Figure content listings
#####
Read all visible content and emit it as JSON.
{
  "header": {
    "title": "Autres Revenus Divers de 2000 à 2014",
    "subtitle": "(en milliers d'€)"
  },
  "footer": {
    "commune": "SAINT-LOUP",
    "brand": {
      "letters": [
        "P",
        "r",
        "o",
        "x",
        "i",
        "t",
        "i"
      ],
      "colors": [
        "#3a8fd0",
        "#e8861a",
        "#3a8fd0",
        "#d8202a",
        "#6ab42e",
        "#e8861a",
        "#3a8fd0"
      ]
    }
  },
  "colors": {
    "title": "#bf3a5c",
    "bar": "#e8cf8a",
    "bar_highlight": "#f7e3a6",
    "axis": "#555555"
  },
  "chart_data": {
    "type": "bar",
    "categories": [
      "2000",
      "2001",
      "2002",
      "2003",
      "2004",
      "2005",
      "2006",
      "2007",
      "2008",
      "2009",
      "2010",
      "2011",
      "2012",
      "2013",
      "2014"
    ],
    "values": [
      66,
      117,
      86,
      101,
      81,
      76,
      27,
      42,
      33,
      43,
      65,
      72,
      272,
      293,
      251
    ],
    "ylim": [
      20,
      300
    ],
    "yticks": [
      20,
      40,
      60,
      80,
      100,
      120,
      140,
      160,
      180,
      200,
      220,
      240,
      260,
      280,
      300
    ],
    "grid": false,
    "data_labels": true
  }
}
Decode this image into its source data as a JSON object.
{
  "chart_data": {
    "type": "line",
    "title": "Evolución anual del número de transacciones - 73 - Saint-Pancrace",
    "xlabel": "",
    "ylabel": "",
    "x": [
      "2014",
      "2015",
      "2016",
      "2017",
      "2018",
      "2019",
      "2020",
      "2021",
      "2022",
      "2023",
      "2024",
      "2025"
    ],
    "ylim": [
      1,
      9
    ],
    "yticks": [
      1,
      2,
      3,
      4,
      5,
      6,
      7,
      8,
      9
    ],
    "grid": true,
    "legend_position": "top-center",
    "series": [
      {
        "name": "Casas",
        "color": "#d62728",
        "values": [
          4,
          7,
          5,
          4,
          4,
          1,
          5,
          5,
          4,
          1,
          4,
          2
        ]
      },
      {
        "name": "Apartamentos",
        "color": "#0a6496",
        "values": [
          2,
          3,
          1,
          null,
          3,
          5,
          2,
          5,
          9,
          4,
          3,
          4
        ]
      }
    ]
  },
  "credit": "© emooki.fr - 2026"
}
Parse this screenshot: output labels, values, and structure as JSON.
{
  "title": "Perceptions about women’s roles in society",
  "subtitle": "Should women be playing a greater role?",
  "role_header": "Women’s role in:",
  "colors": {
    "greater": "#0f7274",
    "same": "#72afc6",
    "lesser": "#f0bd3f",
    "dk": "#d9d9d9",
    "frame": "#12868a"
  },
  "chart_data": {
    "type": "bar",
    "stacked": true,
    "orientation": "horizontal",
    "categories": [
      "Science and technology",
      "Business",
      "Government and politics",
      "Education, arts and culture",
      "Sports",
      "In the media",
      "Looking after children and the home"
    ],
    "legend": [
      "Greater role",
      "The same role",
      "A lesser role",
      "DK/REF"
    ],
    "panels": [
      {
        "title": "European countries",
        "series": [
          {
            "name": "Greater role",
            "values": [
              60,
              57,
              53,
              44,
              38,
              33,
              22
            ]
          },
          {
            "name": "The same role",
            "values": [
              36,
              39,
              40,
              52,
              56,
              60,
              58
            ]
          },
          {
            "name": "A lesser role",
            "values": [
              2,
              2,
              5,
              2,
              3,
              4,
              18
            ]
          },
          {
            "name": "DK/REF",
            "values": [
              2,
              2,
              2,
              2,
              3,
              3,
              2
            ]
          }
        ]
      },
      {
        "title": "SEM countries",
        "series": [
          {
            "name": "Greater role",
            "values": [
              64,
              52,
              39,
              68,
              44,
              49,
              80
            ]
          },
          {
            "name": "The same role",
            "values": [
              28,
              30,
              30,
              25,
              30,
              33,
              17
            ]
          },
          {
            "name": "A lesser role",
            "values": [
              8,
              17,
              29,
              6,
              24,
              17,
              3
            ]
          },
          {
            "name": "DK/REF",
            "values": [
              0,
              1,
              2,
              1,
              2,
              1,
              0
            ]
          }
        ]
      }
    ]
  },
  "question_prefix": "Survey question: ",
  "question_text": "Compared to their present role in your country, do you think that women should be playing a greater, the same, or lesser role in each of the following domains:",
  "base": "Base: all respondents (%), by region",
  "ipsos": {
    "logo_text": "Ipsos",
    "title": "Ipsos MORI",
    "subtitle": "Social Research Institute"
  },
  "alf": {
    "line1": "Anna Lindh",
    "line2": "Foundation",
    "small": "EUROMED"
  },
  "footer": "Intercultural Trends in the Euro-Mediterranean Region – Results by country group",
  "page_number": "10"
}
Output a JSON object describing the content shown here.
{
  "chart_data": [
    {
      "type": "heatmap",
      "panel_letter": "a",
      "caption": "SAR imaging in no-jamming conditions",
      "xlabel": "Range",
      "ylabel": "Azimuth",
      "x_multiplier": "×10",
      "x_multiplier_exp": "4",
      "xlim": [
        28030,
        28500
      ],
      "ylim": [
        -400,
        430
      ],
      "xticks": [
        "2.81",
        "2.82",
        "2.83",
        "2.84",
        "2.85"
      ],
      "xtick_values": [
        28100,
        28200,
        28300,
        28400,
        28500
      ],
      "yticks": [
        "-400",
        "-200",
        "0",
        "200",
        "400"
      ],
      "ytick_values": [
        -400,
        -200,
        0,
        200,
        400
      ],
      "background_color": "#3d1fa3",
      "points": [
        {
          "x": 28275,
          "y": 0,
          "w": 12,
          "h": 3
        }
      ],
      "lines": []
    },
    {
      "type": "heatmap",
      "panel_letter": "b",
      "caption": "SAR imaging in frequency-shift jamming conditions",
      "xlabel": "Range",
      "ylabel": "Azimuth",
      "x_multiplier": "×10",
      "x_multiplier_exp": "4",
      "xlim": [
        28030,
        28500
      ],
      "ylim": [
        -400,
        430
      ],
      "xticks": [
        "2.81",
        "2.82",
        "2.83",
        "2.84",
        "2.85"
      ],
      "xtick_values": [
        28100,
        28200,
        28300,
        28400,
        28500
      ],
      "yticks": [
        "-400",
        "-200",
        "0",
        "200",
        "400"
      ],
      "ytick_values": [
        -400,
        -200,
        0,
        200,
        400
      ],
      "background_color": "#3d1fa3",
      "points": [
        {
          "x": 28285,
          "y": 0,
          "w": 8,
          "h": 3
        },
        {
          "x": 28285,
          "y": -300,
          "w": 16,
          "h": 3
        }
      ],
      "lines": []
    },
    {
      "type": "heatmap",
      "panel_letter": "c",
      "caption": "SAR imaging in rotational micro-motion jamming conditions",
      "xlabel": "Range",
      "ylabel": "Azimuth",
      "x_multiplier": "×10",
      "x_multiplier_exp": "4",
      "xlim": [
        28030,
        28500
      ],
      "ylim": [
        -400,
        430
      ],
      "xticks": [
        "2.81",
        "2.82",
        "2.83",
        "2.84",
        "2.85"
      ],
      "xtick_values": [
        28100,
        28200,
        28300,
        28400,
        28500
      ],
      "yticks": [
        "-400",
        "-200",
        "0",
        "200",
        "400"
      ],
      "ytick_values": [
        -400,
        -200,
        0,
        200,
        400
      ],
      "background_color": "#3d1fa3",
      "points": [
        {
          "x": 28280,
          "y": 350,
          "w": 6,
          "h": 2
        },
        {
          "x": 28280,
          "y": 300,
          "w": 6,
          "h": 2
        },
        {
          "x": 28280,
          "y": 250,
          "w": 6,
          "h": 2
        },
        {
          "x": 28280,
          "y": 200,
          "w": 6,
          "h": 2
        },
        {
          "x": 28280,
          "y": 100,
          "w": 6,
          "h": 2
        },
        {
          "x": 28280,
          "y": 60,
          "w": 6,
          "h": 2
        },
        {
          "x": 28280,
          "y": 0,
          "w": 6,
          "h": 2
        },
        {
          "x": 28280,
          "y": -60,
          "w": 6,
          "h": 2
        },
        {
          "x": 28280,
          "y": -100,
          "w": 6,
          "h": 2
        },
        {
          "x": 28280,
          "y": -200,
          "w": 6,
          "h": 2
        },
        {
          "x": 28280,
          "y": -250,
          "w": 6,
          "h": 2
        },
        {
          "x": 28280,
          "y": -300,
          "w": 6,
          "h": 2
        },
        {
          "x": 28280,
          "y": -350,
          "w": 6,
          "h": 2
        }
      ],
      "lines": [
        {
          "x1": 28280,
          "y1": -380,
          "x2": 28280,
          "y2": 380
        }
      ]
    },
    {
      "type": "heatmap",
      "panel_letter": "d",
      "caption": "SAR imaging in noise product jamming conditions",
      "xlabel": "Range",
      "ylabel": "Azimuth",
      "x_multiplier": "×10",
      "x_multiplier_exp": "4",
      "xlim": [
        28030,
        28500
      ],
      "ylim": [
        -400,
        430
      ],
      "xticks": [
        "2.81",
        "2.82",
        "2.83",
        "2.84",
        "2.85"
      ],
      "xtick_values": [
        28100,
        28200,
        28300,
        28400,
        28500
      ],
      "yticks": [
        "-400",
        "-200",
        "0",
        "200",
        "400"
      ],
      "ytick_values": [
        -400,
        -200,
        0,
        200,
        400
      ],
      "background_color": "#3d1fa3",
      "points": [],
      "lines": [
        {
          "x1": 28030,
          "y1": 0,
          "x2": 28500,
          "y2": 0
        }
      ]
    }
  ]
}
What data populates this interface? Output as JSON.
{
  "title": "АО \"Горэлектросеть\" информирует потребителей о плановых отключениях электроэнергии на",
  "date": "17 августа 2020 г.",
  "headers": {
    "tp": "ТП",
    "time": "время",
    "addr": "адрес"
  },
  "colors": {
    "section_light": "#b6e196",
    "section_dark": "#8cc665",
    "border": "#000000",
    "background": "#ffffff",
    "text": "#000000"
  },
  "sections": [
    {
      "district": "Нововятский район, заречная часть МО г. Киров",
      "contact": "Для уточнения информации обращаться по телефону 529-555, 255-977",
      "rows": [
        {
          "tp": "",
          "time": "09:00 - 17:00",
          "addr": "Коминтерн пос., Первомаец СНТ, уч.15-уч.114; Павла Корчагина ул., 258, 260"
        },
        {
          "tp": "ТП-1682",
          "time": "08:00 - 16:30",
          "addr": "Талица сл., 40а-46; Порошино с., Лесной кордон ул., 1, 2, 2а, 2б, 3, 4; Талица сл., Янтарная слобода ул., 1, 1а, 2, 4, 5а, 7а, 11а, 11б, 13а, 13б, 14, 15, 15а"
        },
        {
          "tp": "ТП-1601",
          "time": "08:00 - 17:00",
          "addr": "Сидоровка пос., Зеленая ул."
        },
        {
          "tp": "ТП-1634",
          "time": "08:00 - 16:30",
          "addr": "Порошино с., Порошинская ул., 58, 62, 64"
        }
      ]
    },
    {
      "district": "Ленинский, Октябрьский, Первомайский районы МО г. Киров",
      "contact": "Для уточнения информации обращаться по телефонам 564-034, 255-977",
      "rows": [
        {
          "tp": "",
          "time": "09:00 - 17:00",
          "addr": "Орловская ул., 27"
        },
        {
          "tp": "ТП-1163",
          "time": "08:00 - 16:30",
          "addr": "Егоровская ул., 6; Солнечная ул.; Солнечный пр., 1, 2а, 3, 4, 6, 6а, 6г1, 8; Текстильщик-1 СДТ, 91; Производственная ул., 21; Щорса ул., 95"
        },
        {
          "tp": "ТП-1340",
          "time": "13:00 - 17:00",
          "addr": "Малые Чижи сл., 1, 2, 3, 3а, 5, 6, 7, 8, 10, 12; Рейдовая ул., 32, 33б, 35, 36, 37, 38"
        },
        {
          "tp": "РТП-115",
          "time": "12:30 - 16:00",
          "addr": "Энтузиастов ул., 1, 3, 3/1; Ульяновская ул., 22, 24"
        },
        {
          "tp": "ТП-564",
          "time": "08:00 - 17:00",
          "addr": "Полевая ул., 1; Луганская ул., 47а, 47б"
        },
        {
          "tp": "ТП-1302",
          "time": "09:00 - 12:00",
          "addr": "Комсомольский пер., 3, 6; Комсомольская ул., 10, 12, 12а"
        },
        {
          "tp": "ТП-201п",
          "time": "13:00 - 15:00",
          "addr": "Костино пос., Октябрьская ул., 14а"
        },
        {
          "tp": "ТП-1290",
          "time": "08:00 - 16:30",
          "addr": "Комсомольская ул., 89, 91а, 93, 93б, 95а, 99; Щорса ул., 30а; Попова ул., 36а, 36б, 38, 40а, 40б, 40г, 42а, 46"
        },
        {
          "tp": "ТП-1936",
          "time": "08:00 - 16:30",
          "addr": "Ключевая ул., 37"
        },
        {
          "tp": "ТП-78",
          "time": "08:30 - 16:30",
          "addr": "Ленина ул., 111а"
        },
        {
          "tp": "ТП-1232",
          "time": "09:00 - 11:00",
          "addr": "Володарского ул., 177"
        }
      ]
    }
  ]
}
#####
__THE EXERCISE__. Look through the entries above. Extract each line with the word "country".

__SOLUTION TO THE EXERCISE__.
  "question_text": "Compared to their present role in your country, do you think that women should be playing a greater, the same, or lesser role in each of the following domains:",
  "footer": "Intercultural Trends in the Euro-Mediterranean Region – Results by country group",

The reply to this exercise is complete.